_Source material_:

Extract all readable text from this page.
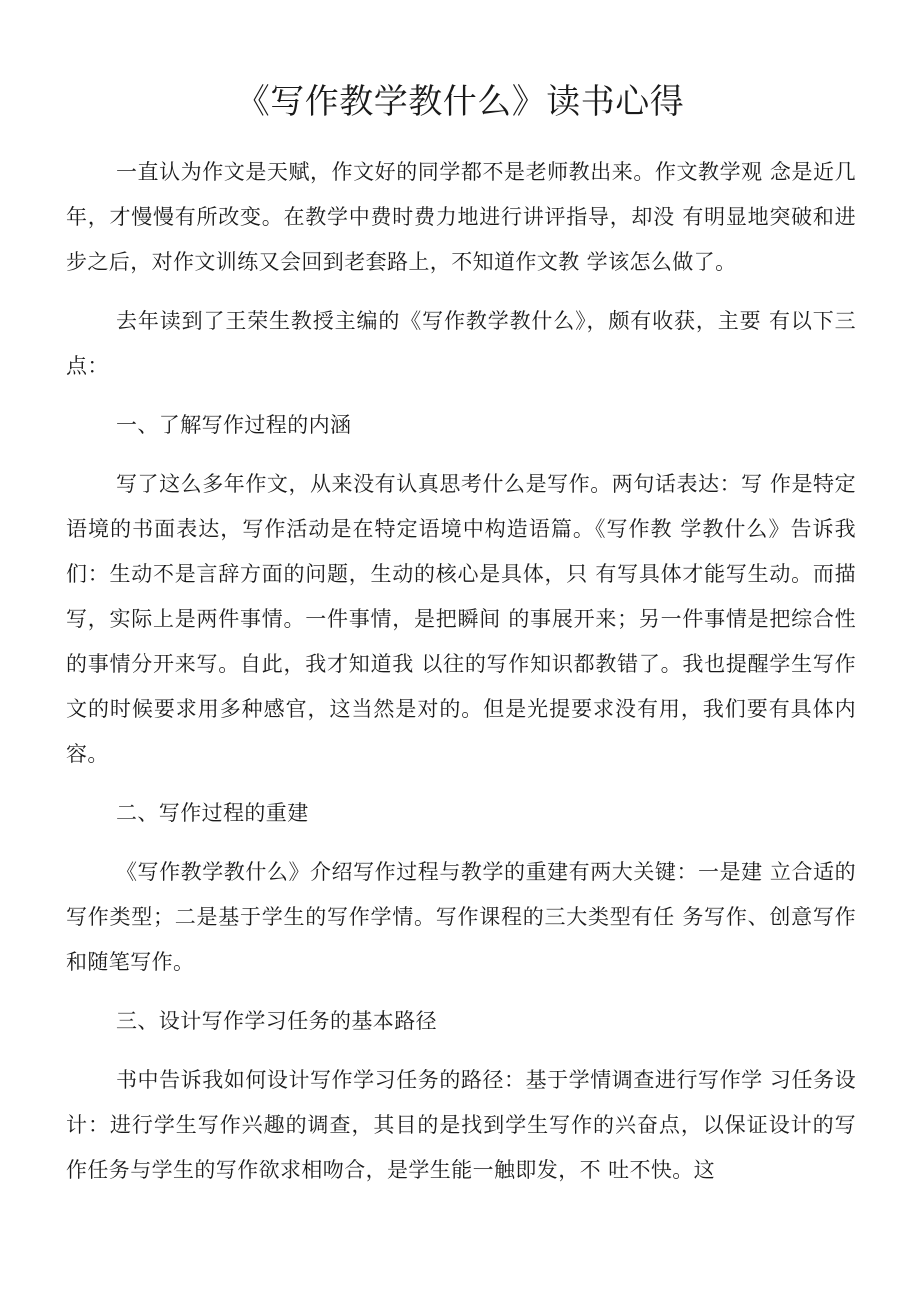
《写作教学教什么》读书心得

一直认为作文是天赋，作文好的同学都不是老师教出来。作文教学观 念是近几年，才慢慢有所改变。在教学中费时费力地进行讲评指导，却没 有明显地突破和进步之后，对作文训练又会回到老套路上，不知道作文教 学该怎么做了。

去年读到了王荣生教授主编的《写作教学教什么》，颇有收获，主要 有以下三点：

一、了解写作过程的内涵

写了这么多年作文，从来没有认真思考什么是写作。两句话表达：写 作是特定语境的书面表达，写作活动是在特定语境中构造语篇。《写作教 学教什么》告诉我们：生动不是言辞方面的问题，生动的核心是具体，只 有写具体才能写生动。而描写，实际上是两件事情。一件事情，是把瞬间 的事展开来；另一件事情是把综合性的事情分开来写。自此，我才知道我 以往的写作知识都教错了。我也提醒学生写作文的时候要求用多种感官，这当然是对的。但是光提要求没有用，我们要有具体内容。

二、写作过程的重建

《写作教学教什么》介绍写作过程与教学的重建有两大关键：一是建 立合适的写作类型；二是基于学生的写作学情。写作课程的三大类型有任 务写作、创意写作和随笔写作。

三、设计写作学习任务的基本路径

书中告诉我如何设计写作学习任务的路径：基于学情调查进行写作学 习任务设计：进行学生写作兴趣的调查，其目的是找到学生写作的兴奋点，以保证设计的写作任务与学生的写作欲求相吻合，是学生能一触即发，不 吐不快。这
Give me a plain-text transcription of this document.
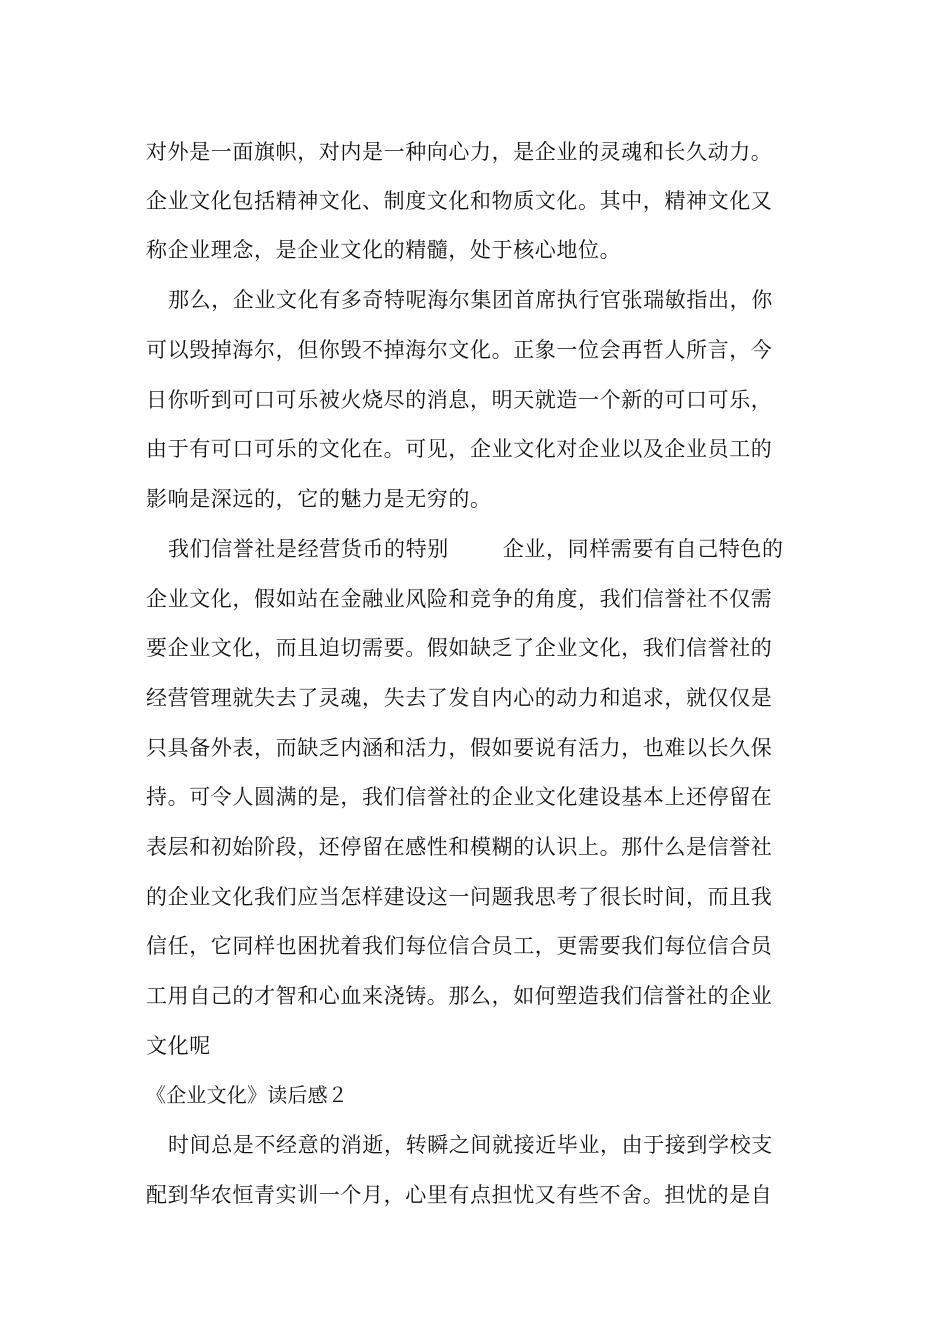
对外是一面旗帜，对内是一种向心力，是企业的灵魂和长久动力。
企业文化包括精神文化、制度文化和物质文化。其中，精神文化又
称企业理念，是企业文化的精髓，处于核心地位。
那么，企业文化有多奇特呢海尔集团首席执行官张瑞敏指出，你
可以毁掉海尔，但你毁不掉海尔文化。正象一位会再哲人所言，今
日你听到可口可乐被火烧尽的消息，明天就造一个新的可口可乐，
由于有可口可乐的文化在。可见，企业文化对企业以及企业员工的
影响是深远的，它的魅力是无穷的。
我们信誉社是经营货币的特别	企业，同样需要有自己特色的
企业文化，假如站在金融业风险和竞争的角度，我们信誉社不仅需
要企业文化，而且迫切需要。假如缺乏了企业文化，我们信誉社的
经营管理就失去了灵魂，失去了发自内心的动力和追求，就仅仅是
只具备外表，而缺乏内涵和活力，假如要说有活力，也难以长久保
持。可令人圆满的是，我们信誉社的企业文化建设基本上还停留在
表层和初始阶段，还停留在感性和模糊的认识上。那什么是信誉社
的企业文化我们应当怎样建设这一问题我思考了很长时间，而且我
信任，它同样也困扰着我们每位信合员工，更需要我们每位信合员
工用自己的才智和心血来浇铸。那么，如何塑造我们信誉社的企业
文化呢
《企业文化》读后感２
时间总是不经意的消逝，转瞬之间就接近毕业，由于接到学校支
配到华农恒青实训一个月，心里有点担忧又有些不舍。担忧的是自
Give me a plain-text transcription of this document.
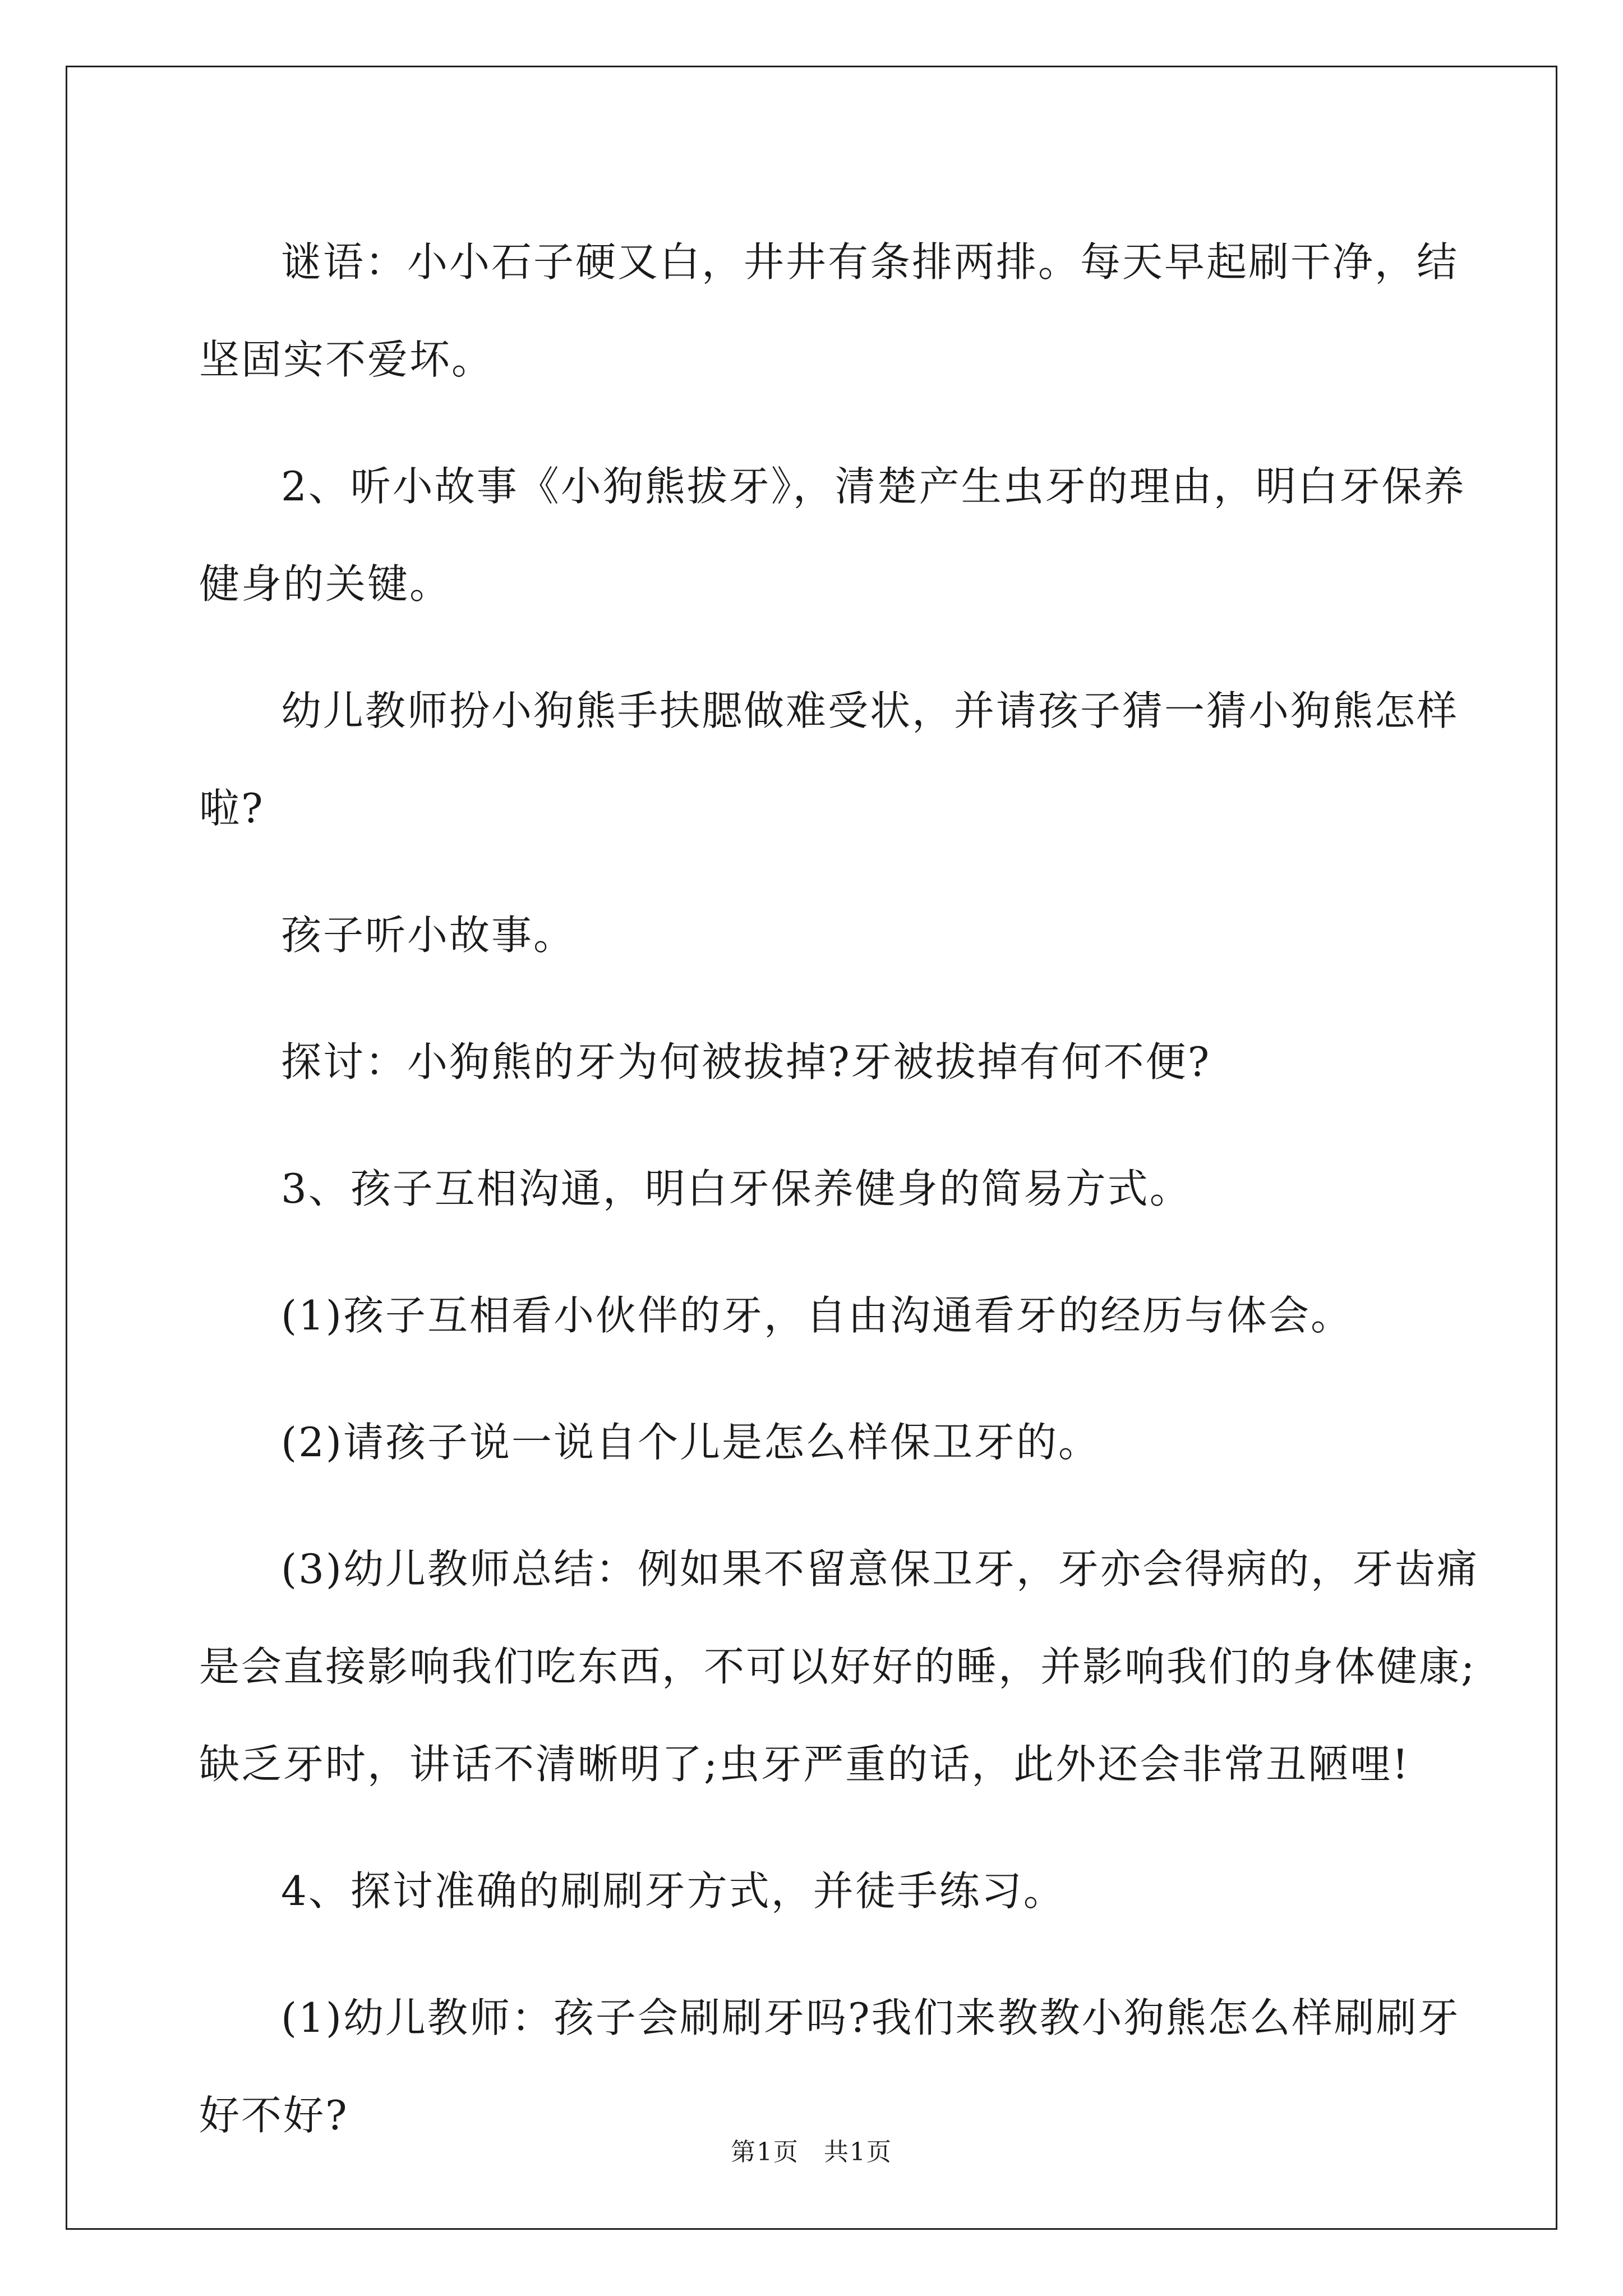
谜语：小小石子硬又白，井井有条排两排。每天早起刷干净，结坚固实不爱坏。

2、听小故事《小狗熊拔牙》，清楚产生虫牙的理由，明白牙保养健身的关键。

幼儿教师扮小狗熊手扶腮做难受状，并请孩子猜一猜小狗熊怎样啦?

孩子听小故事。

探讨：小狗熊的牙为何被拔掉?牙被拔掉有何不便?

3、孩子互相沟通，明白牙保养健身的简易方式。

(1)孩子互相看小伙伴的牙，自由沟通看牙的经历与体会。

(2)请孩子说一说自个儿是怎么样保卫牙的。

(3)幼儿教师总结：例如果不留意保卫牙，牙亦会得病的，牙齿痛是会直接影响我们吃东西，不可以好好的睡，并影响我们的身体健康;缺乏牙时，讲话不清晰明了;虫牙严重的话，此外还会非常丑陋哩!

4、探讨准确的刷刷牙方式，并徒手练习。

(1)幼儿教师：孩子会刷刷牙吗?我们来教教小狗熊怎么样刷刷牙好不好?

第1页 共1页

_Goal_: Extract the entries in full, exactly as they are, minus the pictures.

_Reply_:
Extract all readable text from this page.
《写作教学教什么》读书心得

一直认为作文是天赋，作文好的同学都不是老师教出来。作文教学观 念是近几年，才慢慢有所改变。在教学中费时费力地进行讲评指导，却没 有明显地突破和进步之后，对作文训练又会回到老套路上，不知道作文教 学该怎么做了。

去年读到了王荣生教授主编的《写作教学教什么》，颇有收获，主要 有以下三点：

一、了解写作过程的内涵

写了这么多年作文，从来没有认真思考什么是写作。两句话表达：写 作是特定语境的书面表达，写作活动是在特定语境中构造语篇。《写作教 学教什么》告诉我们：生动不是言辞方面的问题，生动的核心是具体，只 有写具体才能写生动。而描写，实际上是两件事情。一件事情，是把瞬间 的事展开来；另一件事情是把综合性的事情分开来写。自此，我才知道我 以往的写作知识都教错了。我也提醒学生写作文的时候要求用多种感官，这当然是对的。但是光提要求没有用，我们要有具体内容。

二、写作过程的重建

《写作教学教什么》介绍写作过程与教学的重建有两大关键：一是建 立合适的写作类型；二是基于学生的写作学情。写作课程的三大类型有任 务写作、创意写作和随笔写作。

三、设计写作学习任务的基本路径

书中告诉我如何设计写作学习任务的路径：基于学情调查进行写作学 习任务设计：进行学生写作兴趣的调查，其目的是找到学生写作的兴奋点，以保证设计的写作任务与学生的写作欲求相吻合，是学生能一触即发，不 吐不快。这
Give me a plain-text transcription of this document.
对外是一面旗帜，对内是一种向心力，是企业的灵魂和长久动力。
企业文化包括精神文化、制度文化和物质文化。其中，精神文化又
称企业理念，是企业文化的精髓，处于核心地位。
那么，企业文化有多奇特呢海尔集团首席执行官张瑞敏指出，你
可以毁掉海尔，但你毁不掉海尔文化。正象一位会再哲人所言，今
日你听到可口可乐被火烧尽的消息，明天就造一个新的可口可乐，
由于有可口可乐的文化在。可见，企业文化对企业以及企业员工的
影响是深远的，它的魅力是无穷的。
我们信誉社是经营货币的特别	企业，同样需要有自己特色的
企业文化，假如站在金融业风险和竞争的角度，我们信誉社不仅需
要企业文化，而且迫切需要。假如缺乏了企业文化，我们信誉社的
经营管理就失去了灵魂，失去了发自内心的动力和追求，就仅仅是
只具备外表，而缺乏内涵和活力，假如要说有活力，也难以长久保
持。可令人圆满的是，我们信誉社的企业文化建设基本上还停留在
表层和初始阶段，还停留在感性和模糊的认识上。那什么是信誉社
的企业文化我们应当怎样建设这一问题我思考了很长时间，而且我
信任，它同样也困扰着我们每位信合员工，更需要我们每位信合员
工用自己的才智和心血来浇铸。那么，如何塑造我们信誉社的企业
文化呢
《企业文化》读后感２
时间总是不经意的消逝，转瞬之间就接近毕业，由于接到学校支
配到华农恒青实训一个月，心里有点担忧又有些不舍。担忧的是自
Give me a plain-text transcription of this document.
谜语：小小石子硬又白，井井有条排两排。每天早起刷干净，结坚固实不爱坏。

2、听小故事《小狗熊拔牙》，清楚产生虫牙的理由，明白牙保养健身的关键。

幼儿教师扮小狗熊手扶腮做难受状，并请孩子猜一猜小狗熊怎样啦?

孩子听小故事。

探讨：小狗熊的牙为何被拔掉?牙被拔掉有何不便?

3、孩子互相沟通，明白牙保养健身的简易方式。

(1)孩子互相看小伙伴的牙，自由沟通看牙的经历与体会。

(2)请孩子说一说自个儿是怎么样保卫牙的。

(3)幼儿教师总结：例如果不留意保卫牙，牙亦会得病的，牙齿痛是会直接影响我们吃东西，不可以好好的睡，并影响我们的身体健康;缺乏牙时，讲话不清晰明了;虫牙严重的话，此外还会非常丑陋哩!

4、探讨准确的刷刷牙方式，并徒手练习。

(1)幼儿教师：孩子会刷刷牙吗?我们来教教小狗熊怎么样刷刷牙好不好?

第1页 共1页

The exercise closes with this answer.